**What you are asked to do:**
Repeat the entries that follow verbatim, without any of their pictures.

**Data excerpts:**
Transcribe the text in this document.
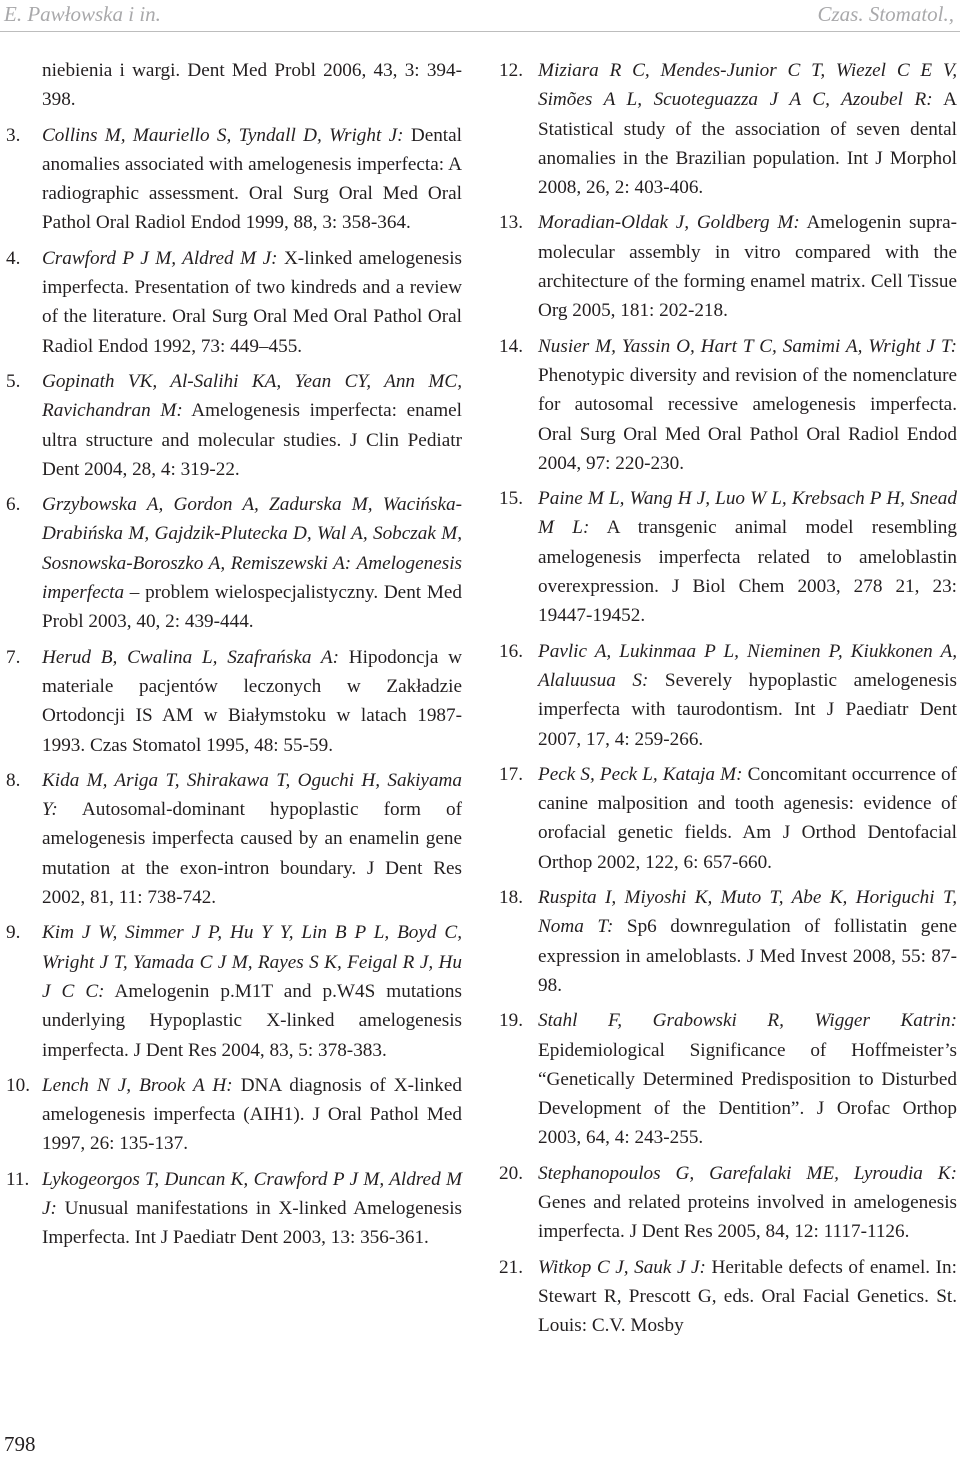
E. Pawłowska i in.	Czas. Stomatol.,

niebienia i wargi. Dent Med Probl 2006, 43, 3: 394-398.

3. Collins M, Mauriello S, Tyndall D, Wright J: Dental anomalies associated with amelogenesis imperfecta: A radiographic assessment. Oral Surg Oral Med Oral Pathol Oral Radiol Endod 1999, 88, 3: 358-364.

4. Crawford P J M, Aldred M J: X-linked amelogenesis imperfecta. Presentation of two kindreds and a review of the literature. Oral Surg Oral Med Oral Pathol Oral Radiol Endod 1992, 73: 449–455.

5. Gopinath VK, Al-Salihi KA, Yean CY, Ann MC, Ravichandran M: Amelogenesis imperfecta: enamel ultra structure and molecular studies. J Clin Pediatr Dent 2004, 28, 4: 319-22.

6. Grzybowska A, Gordon A, Zadurska M, Wacińska-Drabińska M, Gajdzik-Plutecka D, Wal A, Sobczak M, Sosnowska-Boroszko A, Remiszewski A: Amelogenesis imperfecta – problem wielospecjalistyczny. Dent Med Probl 2003, 40, 2: 439-444.

7. Herud B, Cwalina L, Szafrańska A: Hipodoncja w materiale pacjentów leczonych w Zakładzie Ortodoncji IS AM w Białymstoku w latach 1987-1993. Czas Stomatol 1995, 48: 55-59.

8. Kida M, Ariga T, Shirakawa T, Oguchi H, Sakiyama Y: Autosomal-dominant hypoplastic form of amelogenesis imperfecta caused by an enamelin gene mutation at the exon-intron boundary. J Dent Res 2002, 81, 11: 738-742.

9. Kim J W, Simmer J P, Hu Y Y, Lin B P L, Boyd C, Wright J T, Yamada C J M, Rayes S K, Feigal R J, Hu J C C: Amelogenin p.M1T and p.W4S mutations underlying Hypoplastic X-linked amelogenesis imperfecta. J Dent Res 2004, 83, 5: 378-383.

10. Lench N J, Brook A H: DNA diagnosis of X-linked amelogenesis imperfecta (AIH1). J Oral Pathol Med 1997, 26: 135-137.

11. Lykogeorgos T, Duncan K, Crawford P J M, Aldred M J: Unusual manifestations in X-linked Amelogenesis Imperfecta. Int J Paediatr Dent 2003, 13: 356-361.

12. Miziara R C, Mendes-Junior C T, Wiezel C E V, Simões A L, Scuoteguazza J A C, Azoubel R: A Statistical study of the association of seven dental anomalies in the Brazilian population. Int J Morphol 2008, 26, 2: 403-406.

13. Moradian-Oldak J, Goldberg M: Amelogenin supra-molecular assembly in vitro compared with the architecture of the forming enamel matrix. Cell Tissue Org 2005, 181: 202-218.

14. Nusier M, Yassin O, Hart T C, Samimi A, Wright J T: Phenotypic diversity and revision of the nomenclature for autosomal recessive amelogenesis imperfecta. Oral Surg Oral Med Oral Pathol Oral Radiol Endod 2004, 97: 220-230.

15. Paine M L, Wang H J, Luo W L, Krebsach P H, Snead M L: A transgenic animal model resembling amelogenesis imperfecta related to ameloblastin overexpression. J Biol Chem 2003, 278 21, 23: 19447-19452.

16. Pavlic A, Lukinmaa P L, Nieminen P, Kiukkonen A, Alaluusua S: Severely hypoplastic amelogenesis imperfecta with taurodontism. Int J Paediatr Dent 2007, 17, 4: 259-266.

17. Peck S, Peck L, Kataja M: Concomitant occurrence of canine malposition and tooth agenesis: evidence of orofacial genetic fields. Am J Orthod Dentofacial Orthop 2002, 122, 6: 657-660.

18. Ruspita I, Miyoshi K, Muto T, Abe K, Horiguchi T, Noma T: Sp6 downregulation of follistatin gene expression in ameloblasts. J Med Invest 2008, 55: 87-98.

19. Stahl F, Grabowski R, Wigger Katrin: Epidemiological Significance of Hoffmeister’s “Genetically Determined Predisposition to Disturbed Development of the Dentition”. J Orofac Orthop 2003, 64, 4: 243-255.

20. Stephanopoulos G, Garefalaki ME, Lyroudia K: Genes and related proteins involved in amelogenesis imperfecta. J Dent Res 2005, 84, 12: 1117-1126.

21. Witkop C J, Sauk J J: Heritable defects of enamel. In: Stewart R, Prescott G, eds. Oral Facial Genetics. St. Louis: C.V. Mosby

798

**Result:**
Transcribe the text in this document.
E. Pawłowska i in.	Czas. Stomatol.,

niebienia i wargi. Dent Med Probl 2006, 43, 3: 394-398.

3. Collins M, Mauriello S, Tyndall D, Wright J: Dental anomalies associated with amelogenesis imperfecta: A radiographic assessment. Oral Surg Oral Med Oral Pathol Oral Radiol Endod 1999, 88, 3: 358-364.

4. Crawford P J M, Aldred M J: X-linked amelogenesis imperfecta. Presentation of two kindreds and a review of the literature. Oral Surg Oral Med Oral Pathol Oral Radiol Endod 1992, 73: 449–455.

5. Gopinath VK, Al-Salihi KA, Yean CY, Ann MC, Ravichandran M: Amelogenesis imperfecta: enamel ultra structure and molecular studies. J Clin Pediatr Dent 2004, 28, 4: 319-22.

6. Grzybowska A, Gordon A, Zadurska M, Wacińska-Drabińska M, Gajdzik-Plutecka D, Wal A, Sobczak M, Sosnowska-Boroszko A, Remiszewski A: Amelogenesis imperfecta – problem wielospecjalistyczny. Dent Med Probl 2003, 40, 2: 439-444.

7. Herud B, Cwalina L, Szafrańska A: Hipodoncja w materiale pacjentów leczonych w Zakładzie Ortodoncji IS AM w Białymstoku w latach 1987-1993. Czas Stomatol 1995, 48: 55-59.

8. Kida M, Ariga T, Shirakawa T, Oguchi H, Sakiyama Y: Autosomal-dominant hypoplastic form of amelogenesis imperfecta caused by an enamelin gene mutation at the exon-intron boundary. J Dent Res 2002, 81, 11: 738-742.

9. Kim J W, Simmer J P, Hu Y Y, Lin B P L, Boyd C, Wright J T, Yamada C J M, Rayes S K, Feigal R J, Hu J C C: Amelogenin p.M1T and p.W4S mutations underlying Hypoplastic X-linked amelogenesis imperfecta. J Dent Res 2004, 83, 5: 378-383.

10. Lench N J, Brook A H: DNA diagnosis of X-linked amelogenesis imperfecta (AIH1). J Oral Pathol Med 1997, 26: 135-137.

11. Lykogeorgos T, Duncan K, Crawford P J M, Aldred M J: Unusual manifestations in X-linked Amelogenesis Imperfecta. Int J Paediatr Dent 2003, 13: 356-361.

12. Miziara R C, Mendes-Junior C T, Wiezel C E V, Simões A L, Scuoteguazza J A C, Azoubel R: A Statistical study of the association of seven dental anomalies in the Brazilian population. Int J Morphol 2008, 26, 2: 403-406.

13. Moradian-Oldak J, Goldberg M: Amelogenin supra-molecular assembly in vitro compared with the architecture of the forming enamel matrix. Cell Tissue Org 2005, 181: 202-218.

14. Nusier M, Yassin O, Hart T C, Samimi A, Wright J T: Phenotypic diversity and revision of the nomenclature for autosomal recessive amelogenesis imperfecta. Oral Surg Oral Med Oral Pathol Oral Radiol Endod 2004, 97: 220-230.

15. Paine M L, Wang H J, Luo W L, Krebsach P H, Snead M L: A transgenic animal model resembling amelogenesis imperfecta related to ameloblastin overexpression. J Biol Chem 2003, 278 21, 23: 19447-19452.

16. Pavlic A, Lukinmaa P L, Nieminen P, Kiukkonen A, Alaluusua S: Severely hypoplastic amelogenesis imperfecta with taurodontism. Int J Paediatr Dent 2007, 17, 4: 259-266.

17. Peck S, Peck L, Kataja M: Concomitant occurrence of canine malposition and tooth agenesis: evidence of orofacial genetic fields. Am J Orthod Dentofacial Orthop 2002, 122, 6: 657-660.

18. Ruspita I, Miyoshi K, Muto T, Abe K, Horiguchi T, Noma T: Sp6 downregulation of follistatin gene expression in ameloblasts. J Med Invest 2008, 55: 87-98.

19. Stahl F, Grabowski R, Wigger Katrin: Epidemiological Significance of Hoffmeister’s “Genetically Determined Predisposition to Disturbed Development of the Dentition”. J Orofac Orthop 2003, 64, 4: 243-255.

20. Stephanopoulos G, Garefalaki ME, Lyroudia K: Genes and related proteins involved in amelogenesis imperfecta. J Dent Res 2005, 84, 12: 1117-1126.

21. Witkop C J, Sauk J J: Heritable defects of enamel. In: Stewart R, Prescott G, eds. Oral Facial Genetics. St. Louis: C.V. Mosby

798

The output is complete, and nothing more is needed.